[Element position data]
_ _ _ _
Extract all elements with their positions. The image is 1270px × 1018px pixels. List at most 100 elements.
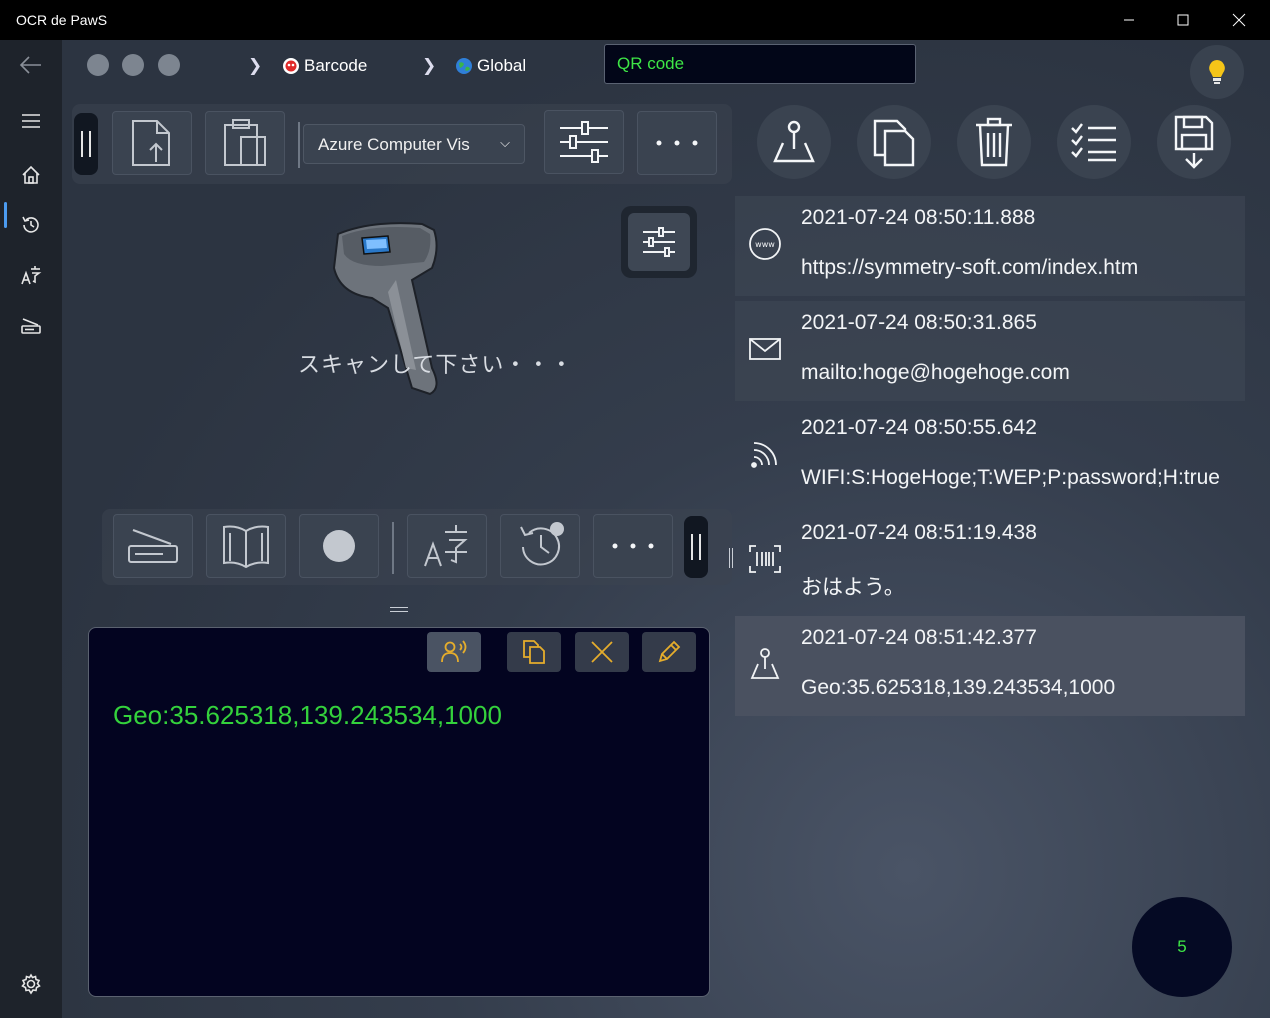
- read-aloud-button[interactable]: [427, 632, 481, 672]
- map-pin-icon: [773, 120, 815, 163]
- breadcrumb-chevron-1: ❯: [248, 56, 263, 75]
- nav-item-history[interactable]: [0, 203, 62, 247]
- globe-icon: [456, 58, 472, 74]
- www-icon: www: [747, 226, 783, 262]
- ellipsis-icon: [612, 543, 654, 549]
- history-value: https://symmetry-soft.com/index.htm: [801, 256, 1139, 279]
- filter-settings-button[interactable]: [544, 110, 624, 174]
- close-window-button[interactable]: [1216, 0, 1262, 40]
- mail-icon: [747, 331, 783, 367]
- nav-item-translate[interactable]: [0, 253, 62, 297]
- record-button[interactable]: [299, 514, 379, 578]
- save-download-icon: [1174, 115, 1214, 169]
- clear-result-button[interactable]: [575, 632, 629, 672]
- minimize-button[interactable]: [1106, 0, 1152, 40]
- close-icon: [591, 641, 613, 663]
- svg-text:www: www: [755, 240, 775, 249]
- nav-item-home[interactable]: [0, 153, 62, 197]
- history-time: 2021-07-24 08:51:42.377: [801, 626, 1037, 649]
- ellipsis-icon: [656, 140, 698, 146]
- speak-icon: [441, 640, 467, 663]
_ _ _ _
_WHAT NEEDS TO BE DONE_
Please convert each line of the rows above into a numbered list, skipping any blank lines and omitting the pictures.

_SOLUTION TO THE PROBLEM_
1. Extract all elements with their positions. The image is 1270px × 1018px pixels. List at most 100 elements.
2. - read-aloud-button[interactable]: [427, 632, 481, 672]
3. - map-pin-icon: [773, 120, 815, 163]
4. - breadcrumb-chevron-1: ❯: [248, 56, 263, 75]
5. - nav-item-history[interactable]: [0, 203, 62, 247]
6. - globe-icon: [456, 58, 472, 74]
7. - www-icon: www: [747, 226, 783, 262]
8. - ellipsis-icon: [612, 543, 654, 549]
9. - history-value: https://symmetry-soft.com/index.htm: [801, 256, 1139, 279]
10. - filter-settings-button[interactable]: [544, 110, 624, 174]
11. - close-window-button[interactable]: [1216, 0, 1262, 40]
12. - mail-icon: [747, 331, 783, 367]
13. - nav-item-translate[interactable]: [0, 253, 62, 297]
14. - record-button[interactable]: [299, 514, 379, 578]
15. - save-download-icon: [1174, 115, 1214, 169]
16. - clear-result-button[interactable]: [575, 632, 629, 672]
17. - minimize-button[interactable]: [1106, 0, 1152, 40]
18. - close-icon: [591, 641, 613, 663]
19. - svg-text:www: www: [755, 240, 775, 249]
20. - nav-item-home[interactable]: [0, 153, 62, 197]
21. - history-time: 2021-07-24 08:51:42.377: [801, 626, 1037, 649]
22. - ellipsis-icon: [656, 140, 698, 146]
23. - speak-icon: [441, 640, 467, 663]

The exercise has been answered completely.